OBJECTIVE » Please print exactly the lines running from the one that contains "Transcribe this image's" to the end of the data, with both lines included.

(Records from a data source)
=-=-=-=-=
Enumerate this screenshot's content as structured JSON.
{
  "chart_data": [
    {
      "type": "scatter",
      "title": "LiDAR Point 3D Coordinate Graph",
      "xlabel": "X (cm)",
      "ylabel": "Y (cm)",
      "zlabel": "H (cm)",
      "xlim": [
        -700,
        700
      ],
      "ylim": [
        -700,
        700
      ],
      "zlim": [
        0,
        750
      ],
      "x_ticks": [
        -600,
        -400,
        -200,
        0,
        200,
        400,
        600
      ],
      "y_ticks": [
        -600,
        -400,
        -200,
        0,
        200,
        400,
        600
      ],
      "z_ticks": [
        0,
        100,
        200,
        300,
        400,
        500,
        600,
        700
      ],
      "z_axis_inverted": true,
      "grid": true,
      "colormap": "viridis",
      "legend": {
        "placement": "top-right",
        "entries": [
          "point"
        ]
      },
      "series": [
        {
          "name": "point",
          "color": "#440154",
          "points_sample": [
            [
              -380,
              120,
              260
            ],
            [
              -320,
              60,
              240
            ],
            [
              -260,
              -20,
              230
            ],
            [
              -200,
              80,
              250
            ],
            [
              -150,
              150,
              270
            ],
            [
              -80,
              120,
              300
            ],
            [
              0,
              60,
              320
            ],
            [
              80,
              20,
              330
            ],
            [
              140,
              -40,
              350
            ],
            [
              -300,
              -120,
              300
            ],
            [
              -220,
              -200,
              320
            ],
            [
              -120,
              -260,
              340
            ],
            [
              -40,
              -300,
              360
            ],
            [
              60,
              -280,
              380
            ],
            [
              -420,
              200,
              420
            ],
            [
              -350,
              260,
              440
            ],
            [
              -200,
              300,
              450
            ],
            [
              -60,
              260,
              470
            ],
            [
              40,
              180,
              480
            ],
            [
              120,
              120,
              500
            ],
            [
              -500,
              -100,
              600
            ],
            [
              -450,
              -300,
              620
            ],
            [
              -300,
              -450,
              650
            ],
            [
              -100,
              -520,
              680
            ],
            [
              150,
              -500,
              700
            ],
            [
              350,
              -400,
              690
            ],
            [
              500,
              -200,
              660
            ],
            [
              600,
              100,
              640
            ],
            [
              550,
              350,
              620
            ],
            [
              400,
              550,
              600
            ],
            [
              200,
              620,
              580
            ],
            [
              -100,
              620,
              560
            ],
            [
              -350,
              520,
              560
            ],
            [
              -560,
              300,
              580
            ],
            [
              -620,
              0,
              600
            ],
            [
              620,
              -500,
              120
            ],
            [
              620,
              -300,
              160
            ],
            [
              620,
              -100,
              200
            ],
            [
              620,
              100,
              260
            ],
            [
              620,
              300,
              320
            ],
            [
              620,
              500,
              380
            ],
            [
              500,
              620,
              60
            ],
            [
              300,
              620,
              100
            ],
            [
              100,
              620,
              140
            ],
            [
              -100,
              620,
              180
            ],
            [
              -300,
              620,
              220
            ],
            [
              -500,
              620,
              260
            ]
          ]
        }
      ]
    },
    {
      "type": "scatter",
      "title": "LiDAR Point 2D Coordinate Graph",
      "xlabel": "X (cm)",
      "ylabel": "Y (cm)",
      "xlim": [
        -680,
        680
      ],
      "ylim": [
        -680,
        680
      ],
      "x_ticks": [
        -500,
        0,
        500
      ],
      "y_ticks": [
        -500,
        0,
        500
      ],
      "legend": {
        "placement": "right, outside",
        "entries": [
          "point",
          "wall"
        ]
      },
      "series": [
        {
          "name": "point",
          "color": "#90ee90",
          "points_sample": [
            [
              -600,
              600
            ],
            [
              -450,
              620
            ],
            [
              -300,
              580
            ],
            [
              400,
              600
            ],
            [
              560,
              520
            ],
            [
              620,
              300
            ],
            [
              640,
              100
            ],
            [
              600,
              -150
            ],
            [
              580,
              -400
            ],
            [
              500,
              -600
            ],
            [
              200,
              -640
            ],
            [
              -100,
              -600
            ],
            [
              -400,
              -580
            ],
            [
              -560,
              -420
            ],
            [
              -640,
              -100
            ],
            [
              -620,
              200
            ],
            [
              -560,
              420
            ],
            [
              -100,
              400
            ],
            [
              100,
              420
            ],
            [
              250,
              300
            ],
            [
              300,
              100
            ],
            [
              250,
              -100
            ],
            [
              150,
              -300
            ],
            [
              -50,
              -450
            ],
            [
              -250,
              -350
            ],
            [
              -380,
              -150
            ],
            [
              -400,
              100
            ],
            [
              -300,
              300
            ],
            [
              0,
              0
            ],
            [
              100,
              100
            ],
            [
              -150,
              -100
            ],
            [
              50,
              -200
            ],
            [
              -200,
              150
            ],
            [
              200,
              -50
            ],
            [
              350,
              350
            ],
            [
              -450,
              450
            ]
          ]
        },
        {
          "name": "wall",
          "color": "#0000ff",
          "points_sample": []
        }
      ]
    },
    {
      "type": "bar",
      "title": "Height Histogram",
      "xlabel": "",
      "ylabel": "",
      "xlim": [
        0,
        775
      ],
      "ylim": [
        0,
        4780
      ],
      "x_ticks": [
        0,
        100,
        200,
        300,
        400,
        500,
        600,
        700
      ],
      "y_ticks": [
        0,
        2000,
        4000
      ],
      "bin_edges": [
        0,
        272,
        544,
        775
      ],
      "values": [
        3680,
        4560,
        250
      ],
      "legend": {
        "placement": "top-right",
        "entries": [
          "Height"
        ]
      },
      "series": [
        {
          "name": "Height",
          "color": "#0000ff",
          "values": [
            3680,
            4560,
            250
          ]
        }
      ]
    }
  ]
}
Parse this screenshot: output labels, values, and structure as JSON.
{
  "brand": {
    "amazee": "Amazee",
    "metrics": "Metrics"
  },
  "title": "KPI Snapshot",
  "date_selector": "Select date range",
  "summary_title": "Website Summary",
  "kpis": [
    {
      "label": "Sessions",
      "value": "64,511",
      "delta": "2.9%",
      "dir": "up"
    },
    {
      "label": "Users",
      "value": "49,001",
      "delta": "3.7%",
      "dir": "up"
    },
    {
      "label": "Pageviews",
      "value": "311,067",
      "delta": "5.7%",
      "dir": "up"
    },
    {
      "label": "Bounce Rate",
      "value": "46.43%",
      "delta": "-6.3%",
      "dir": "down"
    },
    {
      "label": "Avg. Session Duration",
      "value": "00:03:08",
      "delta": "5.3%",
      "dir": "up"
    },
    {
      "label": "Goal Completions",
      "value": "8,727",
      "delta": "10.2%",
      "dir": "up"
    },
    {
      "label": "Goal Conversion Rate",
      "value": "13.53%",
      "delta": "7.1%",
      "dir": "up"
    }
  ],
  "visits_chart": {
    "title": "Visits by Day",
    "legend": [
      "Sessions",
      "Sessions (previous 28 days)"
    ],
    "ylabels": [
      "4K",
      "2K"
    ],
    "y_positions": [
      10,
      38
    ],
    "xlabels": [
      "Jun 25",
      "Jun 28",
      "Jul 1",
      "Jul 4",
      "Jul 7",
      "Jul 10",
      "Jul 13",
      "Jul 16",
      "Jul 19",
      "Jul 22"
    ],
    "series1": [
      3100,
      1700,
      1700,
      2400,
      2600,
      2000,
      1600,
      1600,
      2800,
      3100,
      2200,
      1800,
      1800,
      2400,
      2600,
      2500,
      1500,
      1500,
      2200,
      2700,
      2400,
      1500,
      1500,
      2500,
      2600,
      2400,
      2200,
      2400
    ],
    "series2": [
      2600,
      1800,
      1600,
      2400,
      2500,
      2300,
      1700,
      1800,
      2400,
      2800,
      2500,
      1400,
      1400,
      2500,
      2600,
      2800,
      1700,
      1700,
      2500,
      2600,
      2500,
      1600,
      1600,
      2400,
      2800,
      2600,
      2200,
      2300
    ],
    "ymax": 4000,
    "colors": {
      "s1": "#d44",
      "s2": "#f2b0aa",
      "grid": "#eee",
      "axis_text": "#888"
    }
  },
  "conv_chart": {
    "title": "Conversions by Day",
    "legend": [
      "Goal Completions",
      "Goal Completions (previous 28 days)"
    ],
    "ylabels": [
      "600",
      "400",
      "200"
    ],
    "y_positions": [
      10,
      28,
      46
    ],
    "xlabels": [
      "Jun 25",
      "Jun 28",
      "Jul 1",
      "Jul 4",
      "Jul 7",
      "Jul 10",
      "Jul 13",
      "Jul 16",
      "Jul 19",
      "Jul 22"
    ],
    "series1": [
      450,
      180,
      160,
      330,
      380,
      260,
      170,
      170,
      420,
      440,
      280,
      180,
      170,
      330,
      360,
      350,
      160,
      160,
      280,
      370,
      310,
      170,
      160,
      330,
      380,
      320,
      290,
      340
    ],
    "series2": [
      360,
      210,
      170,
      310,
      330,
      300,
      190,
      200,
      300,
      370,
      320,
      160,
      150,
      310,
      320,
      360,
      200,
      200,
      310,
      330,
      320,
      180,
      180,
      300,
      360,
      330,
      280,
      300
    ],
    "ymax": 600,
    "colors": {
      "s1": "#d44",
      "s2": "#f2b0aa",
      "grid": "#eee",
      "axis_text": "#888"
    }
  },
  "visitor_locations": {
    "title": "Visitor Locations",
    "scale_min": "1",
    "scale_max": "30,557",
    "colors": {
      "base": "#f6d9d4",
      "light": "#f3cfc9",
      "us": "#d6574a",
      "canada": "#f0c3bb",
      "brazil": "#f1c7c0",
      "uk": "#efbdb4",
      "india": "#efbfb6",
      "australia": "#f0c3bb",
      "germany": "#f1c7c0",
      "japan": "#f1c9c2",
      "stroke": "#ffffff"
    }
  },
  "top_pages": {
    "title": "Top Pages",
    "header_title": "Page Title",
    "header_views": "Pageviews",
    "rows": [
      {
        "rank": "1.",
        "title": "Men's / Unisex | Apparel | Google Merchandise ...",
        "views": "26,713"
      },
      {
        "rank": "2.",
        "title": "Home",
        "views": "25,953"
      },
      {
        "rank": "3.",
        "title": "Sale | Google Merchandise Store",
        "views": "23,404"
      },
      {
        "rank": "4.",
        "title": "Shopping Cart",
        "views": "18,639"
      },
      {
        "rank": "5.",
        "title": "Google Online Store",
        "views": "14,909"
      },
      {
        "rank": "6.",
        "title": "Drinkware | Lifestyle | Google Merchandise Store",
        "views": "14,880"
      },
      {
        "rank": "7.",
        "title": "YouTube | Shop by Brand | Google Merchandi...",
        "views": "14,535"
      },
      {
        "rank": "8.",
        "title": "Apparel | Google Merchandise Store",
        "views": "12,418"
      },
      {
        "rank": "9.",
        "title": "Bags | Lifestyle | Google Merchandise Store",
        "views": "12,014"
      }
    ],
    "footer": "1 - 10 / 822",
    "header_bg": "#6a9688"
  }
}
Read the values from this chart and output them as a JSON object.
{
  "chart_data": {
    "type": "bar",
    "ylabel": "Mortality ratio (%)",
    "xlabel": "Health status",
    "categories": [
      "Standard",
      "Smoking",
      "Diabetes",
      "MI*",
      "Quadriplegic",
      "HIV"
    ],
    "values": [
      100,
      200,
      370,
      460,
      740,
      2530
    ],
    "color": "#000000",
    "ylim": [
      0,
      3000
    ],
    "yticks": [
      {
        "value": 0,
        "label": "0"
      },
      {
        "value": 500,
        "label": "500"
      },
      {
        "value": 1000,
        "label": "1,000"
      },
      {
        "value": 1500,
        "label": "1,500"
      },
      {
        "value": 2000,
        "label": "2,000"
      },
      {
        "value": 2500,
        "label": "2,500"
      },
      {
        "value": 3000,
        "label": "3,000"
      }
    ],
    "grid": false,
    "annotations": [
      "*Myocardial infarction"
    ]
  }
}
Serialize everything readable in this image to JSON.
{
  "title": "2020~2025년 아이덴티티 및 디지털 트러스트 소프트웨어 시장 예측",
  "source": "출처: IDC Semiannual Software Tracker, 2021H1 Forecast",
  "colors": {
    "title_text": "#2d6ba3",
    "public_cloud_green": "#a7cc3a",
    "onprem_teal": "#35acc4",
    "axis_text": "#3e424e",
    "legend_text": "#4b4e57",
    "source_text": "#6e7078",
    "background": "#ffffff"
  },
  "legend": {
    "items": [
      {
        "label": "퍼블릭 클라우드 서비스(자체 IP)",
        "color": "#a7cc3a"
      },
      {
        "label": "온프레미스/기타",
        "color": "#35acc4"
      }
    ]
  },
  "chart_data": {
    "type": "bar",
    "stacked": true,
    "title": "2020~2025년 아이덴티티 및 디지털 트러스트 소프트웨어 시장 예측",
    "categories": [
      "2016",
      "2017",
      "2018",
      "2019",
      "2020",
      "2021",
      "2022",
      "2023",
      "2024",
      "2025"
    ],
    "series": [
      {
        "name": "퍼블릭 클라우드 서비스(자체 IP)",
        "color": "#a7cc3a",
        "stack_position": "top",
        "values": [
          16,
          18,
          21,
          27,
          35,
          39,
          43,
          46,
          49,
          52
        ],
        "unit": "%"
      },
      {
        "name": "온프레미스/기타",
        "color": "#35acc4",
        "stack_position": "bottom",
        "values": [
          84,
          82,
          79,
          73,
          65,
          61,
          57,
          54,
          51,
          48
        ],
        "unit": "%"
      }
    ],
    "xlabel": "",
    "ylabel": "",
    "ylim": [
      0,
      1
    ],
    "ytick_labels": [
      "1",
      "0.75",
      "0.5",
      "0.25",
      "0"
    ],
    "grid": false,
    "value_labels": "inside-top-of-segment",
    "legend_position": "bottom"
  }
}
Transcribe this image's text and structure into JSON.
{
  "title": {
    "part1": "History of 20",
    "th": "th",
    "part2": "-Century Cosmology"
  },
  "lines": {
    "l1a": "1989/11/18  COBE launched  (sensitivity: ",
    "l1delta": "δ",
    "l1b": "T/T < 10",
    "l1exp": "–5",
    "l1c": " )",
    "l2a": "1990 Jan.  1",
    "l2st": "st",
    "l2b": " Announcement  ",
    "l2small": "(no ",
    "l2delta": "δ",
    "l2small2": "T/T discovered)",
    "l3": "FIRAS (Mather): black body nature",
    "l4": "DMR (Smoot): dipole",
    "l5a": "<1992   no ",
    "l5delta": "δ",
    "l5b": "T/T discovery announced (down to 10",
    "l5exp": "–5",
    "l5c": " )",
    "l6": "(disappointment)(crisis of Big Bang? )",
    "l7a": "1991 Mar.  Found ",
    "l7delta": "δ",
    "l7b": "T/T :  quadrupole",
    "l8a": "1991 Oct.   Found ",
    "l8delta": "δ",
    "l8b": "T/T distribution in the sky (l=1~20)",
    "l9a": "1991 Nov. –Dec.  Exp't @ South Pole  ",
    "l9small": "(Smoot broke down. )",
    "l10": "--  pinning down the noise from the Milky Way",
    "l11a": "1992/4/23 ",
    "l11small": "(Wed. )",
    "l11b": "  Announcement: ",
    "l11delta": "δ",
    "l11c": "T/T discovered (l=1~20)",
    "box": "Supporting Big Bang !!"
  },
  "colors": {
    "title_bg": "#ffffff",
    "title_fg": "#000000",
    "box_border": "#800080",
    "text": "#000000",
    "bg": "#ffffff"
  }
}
=-=-=-=-=
SOLUTION TO THIS TASK »
Transcribe this image's text and structure into JSON.
{
  "title": {
    "part1": "History of 20",
    "th": "th",
    "part2": "-Century Cosmology"
  },
  "lines": {
    "l1a": "1989/11/18  COBE launched  (sensitivity: ",
    "l1delta": "δ",
    "l1b": "T/T < 10",
    "l1exp": "–5",
    "l1c": " )",
    "l2a": "1990 Jan.  1",
    "l2st": "st",
    "l2b": " Announcement  ",
    "l2small": "(no ",
    "l2delta": "δ",
    "l2small2": "T/T discovered)",
    "l3": "FIRAS (Mather): black body nature",
    "l4": "DMR (Smoot): dipole",
    "l5a": "<1992   no ",
    "l5delta": "δ",
    "l5b": "T/T discovery announced (down to 10",
    "l5exp": "–5",
    "l5c": " )",
    "l6": "(disappointment)(crisis of Big Bang? )",
    "l7a": "1991 Mar.  Found ",
    "l7delta": "δ",
    "l7b": "T/T :  quadrupole",
    "l8a": "1991 Oct.   Found ",
    "l8delta": "δ",
    "l8b": "T/T distribution in the sky (l=1~20)",
    "l9a": "1991 Nov. –Dec.  Exp't @ South Pole  ",
    "l9small": "(Smoot broke down. )",
    "l10": "--  pinning down the noise from the Milky Way",
    "l11a": "1992/4/23 ",
    "l11small": "(Wed. )",
    "l11b": "  Announcement: ",
    "l11delta": "δ",
    "l11c": "T/T discovered (l=1~20)",
    "box": "Supporting Big Bang !!"
  },
  "colors": {
    "title_bg": "#ffffff",
    "title_fg": "#000000",
    "box_border": "#800080",
    "text": "#000000",
    "bg": "#ffffff"
  }
}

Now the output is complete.